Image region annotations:
□ □ □ □ □
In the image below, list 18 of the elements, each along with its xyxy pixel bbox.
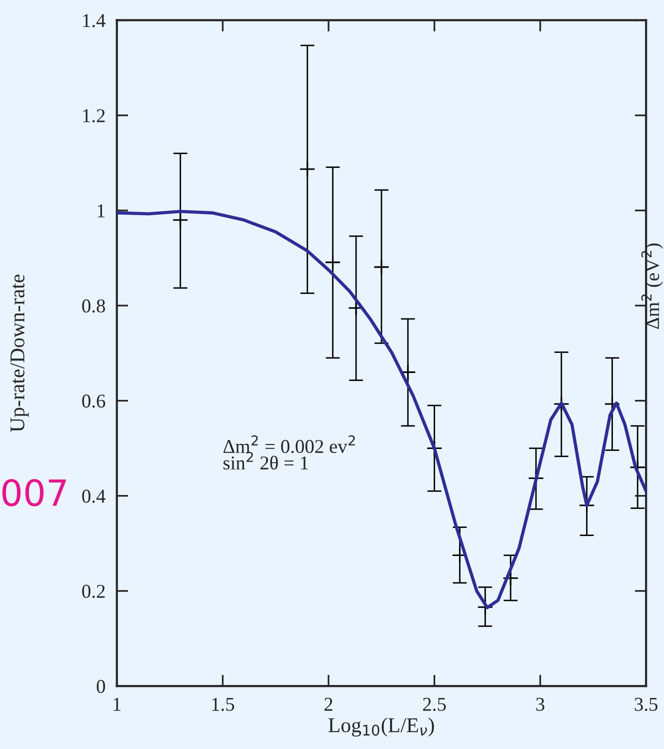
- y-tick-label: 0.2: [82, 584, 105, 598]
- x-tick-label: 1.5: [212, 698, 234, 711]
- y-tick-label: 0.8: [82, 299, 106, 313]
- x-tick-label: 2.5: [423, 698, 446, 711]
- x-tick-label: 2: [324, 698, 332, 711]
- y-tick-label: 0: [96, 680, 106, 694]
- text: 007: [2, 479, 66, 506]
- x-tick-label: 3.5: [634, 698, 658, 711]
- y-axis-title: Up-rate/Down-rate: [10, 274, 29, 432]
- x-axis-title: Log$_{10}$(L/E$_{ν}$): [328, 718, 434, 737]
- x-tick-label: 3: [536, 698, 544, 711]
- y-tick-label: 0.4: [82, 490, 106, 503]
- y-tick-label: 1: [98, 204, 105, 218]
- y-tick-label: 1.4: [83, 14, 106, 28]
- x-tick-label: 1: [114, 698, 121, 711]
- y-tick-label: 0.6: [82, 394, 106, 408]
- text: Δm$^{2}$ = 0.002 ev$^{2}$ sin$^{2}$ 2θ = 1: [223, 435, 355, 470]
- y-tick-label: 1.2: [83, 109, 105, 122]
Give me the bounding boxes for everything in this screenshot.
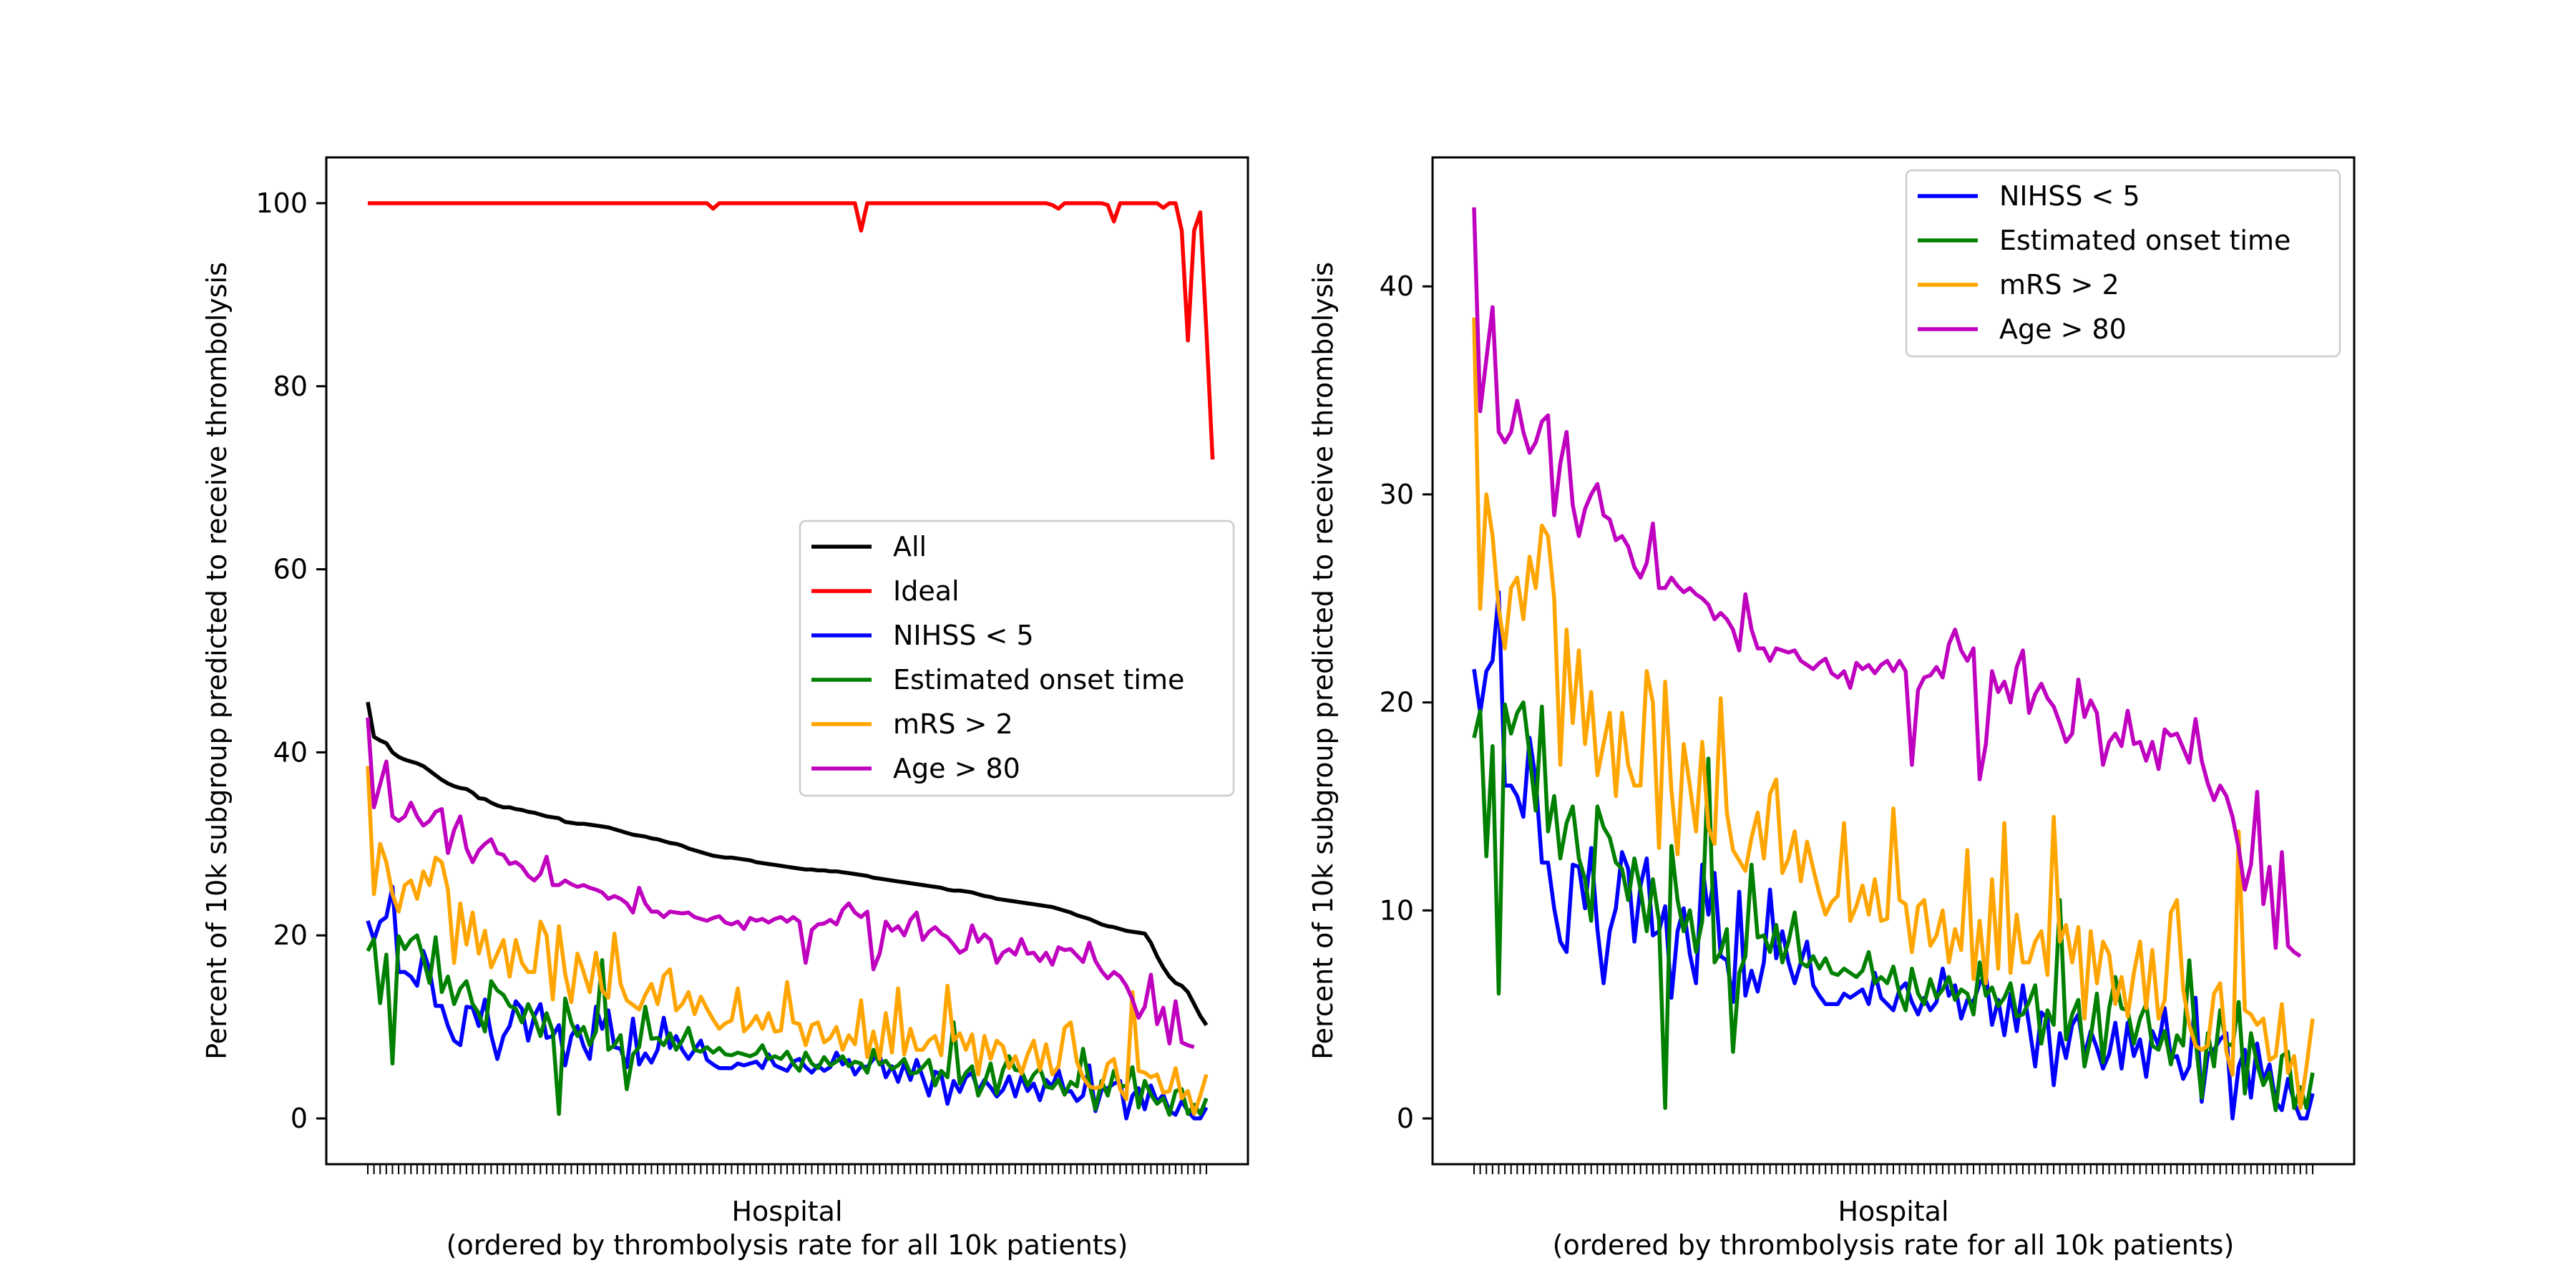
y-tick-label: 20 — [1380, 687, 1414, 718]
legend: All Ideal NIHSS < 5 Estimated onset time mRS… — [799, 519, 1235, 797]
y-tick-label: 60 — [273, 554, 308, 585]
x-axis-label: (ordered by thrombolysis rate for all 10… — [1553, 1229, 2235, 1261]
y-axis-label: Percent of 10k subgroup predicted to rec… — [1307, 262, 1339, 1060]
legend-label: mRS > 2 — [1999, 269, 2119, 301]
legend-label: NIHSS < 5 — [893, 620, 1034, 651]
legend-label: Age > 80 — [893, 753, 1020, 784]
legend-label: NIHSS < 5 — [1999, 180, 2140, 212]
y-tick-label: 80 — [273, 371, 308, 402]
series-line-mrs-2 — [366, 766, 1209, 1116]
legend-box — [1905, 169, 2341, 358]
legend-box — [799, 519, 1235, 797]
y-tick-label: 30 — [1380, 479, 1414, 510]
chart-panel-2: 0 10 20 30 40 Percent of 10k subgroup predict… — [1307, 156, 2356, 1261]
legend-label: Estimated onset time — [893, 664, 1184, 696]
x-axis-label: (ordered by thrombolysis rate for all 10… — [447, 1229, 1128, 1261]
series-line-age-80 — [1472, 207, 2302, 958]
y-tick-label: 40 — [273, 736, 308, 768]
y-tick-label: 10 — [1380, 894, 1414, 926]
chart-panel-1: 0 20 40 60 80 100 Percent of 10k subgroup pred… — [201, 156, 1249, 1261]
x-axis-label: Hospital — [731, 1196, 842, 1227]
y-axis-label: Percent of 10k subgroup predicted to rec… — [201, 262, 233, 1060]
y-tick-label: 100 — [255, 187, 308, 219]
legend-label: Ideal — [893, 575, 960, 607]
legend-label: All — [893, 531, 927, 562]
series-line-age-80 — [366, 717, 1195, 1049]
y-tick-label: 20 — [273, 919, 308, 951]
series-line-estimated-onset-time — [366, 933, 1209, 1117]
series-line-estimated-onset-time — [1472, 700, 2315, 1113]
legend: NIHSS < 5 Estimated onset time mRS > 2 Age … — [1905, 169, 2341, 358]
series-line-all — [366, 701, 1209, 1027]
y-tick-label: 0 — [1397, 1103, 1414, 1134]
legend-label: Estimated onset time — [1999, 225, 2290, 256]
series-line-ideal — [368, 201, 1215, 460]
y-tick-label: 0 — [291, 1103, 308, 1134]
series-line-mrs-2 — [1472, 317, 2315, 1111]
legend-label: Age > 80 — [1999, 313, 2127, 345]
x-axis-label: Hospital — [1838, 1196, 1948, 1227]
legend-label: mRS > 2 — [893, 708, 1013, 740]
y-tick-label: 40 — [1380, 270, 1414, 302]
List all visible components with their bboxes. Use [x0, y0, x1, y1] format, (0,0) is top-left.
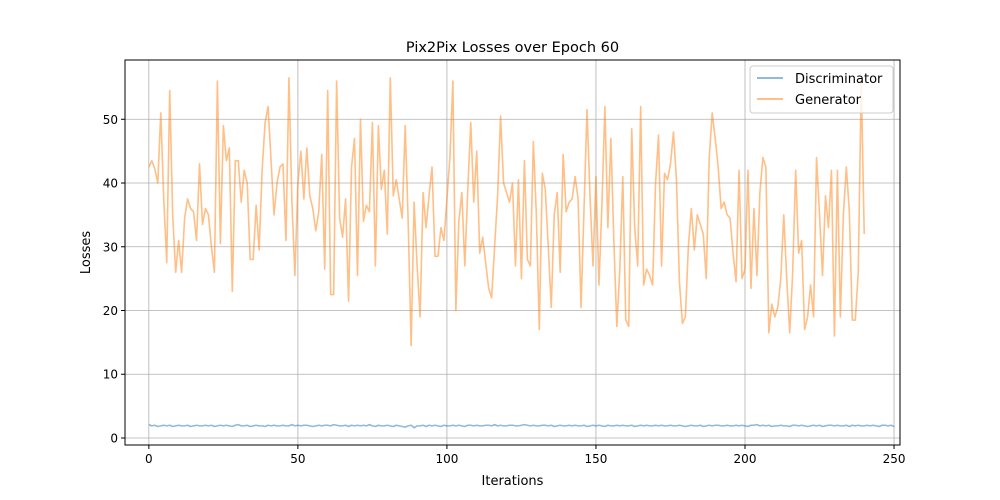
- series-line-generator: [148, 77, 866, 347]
□ □ □ □ □
AIM:
Convert the data above into a Markdown table with two columns, Row and Line, giving each line a row number and leaving out blank lines. Leave the pictures out of the table.

OUTPUT OF THE EXERCISE:
| Row | Line |
|---|---|
| 1 | In the image below, list 18 of the elements, each along with its xyxy pixel bbox. |
| 2 | - y-tick-label: 0.2: [82, 584, 105, 598] |
| 3 | - x-tick-label: 1.5: [212, 698, 234, 711] |
| 4 | - y-tick-label: 0.8: [82, 299, 106, 313] |
| 5 | - x-tick-label: 2.5: [423, 698, 446, 711] |
| 6 | - x-tick-label: 2: [324, 698, 332, 711] |
| 7 | - y-tick-label: 0: [96, 680, 106, 694] |
| 8 | - text: 007: [2, 479, 66, 506] |
| 9 | - x-tick-label: 3.5: [634, 698, 658, 711] |
| 10 | - y-axis-title: Up-rate/Down-rate: [10, 274, 29, 432] |
| 11 | - x-axis-title: Log$_{10}$(L/E$_{ν}$): [328, 718, 434, 737] |
| 12 | - x-tick-label: 3: [536, 698, 544, 711] |
| 13 | - y-tick-label: 0.4: [82, 490, 106, 503] |
| 14 | - y-tick-label: 1: [98, 204, 105, 218] |
| 15 | - y-tick-label: 1.4: [83, 14, 106, 28] |
| 16 | - x-tick-label: 1: [114, 698, 121, 711] |
| 17 | - y-tick-label: 0.6: [82, 394, 106, 408] |
| 18 | - text: Δm$^{2}$ = 0.002 ev$^{2}$ sin$^{2}$ 2θ = 1: [223, 435, 355, 470] |
| 19 | - y-tick-label: 1.2: [83, 109, 105, 122] |
| 20 | Give me the bounding boxes for everything in this screenshot. |
| 21 | y-tick-label: 20 — [1380, 687, 1414, 718] |
| 22 | legend: All Ideal NIHSS < 5 Estimated onset time mRS… — [799, 519, 1235, 797] |
| 23 | y-tick-label: 60 — [273, 554, 308, 585] |
| 24 | x-axis-label: (ordered by thrombolysis rate for all 10… — [1553, 1229, 2235, 1261] |
| 25 | y-axis-label: Percent of 10k subgroup predicted to rec… — [1307, 262, 1339, 1060] |
| 26 | legend-label: mRS > 2 — [1999, 269, 2119, 301] |
| 27 | legend-label: NIHSS < 5 — [893, 620, 1034, 651] |
| 28 | legend-label: Age > 80 — [893, 753, 1020, 784] |
| 29 | legend-label: NIHSS < 5 — [1999, 180, 2140, 212] |
| 30 | y-tick-label: 80 — [273, 371, 308, 402] |
| 31 | series-line-mrs-2 — [366, 766, 1209, 1116] |
| 32 | legend-box — [1905, 169, 2341, 358] |
| 33 | legend-box — [799, 519, 1235, 797] |
| 34 | y-tick-label: 30 — [1380, 479, 1414, 510] |
| 35 | chart-panel-2: 0 10 20 30 40 Percent of 10k subgroup predict… — [1307, 156, 2356, 1261] |
| 36 | legend-label: Estimated onset time — [893, 664, 1184, 696] |
| 37 | x-axis-label: (ordered by thrombolysis rate for all 10… — [447, 1229, 1128, 1261] |
| 38 | series-line-age-80 — [1472, 207, 2302, 958] |
| 39 | y-tick-label: 40 — [273, 736, 308, 768] |
| 40 | y-tick-label: 10 — [1380, 894, 1414, 926] |
| 41 | chart-panel-1: 0 20 40 60 80 100 Percent of 10k subgroup pred… — [201, 156, 1249, 1261] |
| 42 | x-axis-label: Hospital — [731, 1196, 842, 1227] |
| 43 | y-axis-label: Percent of 10k subgroup predicted to rec… — [201, 262, 233, 1060] |
| 44 | y-tick-label: 100 — [255, 187, 308, 219] |
| 45 | legend-label: Ideal — [893, 575, 960, 607] |
| 46 | legend-label: All — [893, 531, 927, 562] |
| 47 | series-line-age-80 — [366, 717, 1195, 1049] |
| 48 | y-tick-label: 20 — [273, 919, 308, 951] |
| 49 | series-line-estimated-onset-time — [366, 933, 1209, 1117] |
| 50 | series-line-estimated-onset-time — [1472, 700, 2315, 1113] |
| 51 | legend: NIHSS < 5 Estimated onset time mRS > 2 Age … — [1905, 169, 2341, 358] |
| 52 | series-line-all — [366, 701, 1209, 1027] |
| 53 | y-tick-label: 0 — [1397, 1103, 1414, 1134] |
| 54 | legend-label: Estimated onset time — [1999, 225, 2290, 256] |
| 55 | series-line-ideal — [368, 201, 1215, 460] |
| 56 | y-tick-label: 0 — [291, 1103, 308, 1134] |
| 57 | series-line-mrs-2 — [1472, 317, 2315, 1111] |
| 58 | legend-label: Age > 80 — [1999, 313, 2127, 345] |
| 59 | x-axis-label: Hospital — [1838, 1196, 1948, 1227] |
| 60 | legend-label: mRS > 2 — [893, 708, 1013, 740] |
| 61 | y-tick-label: 40 — [1380, 270, 1414, 302] |
| 62 | List all visible components with their bboxes. Use [x0, y0, x1, y1] format, (0,0) is top-left. |
| 63 | - series-line-generator: [148, 77, 866, 347] |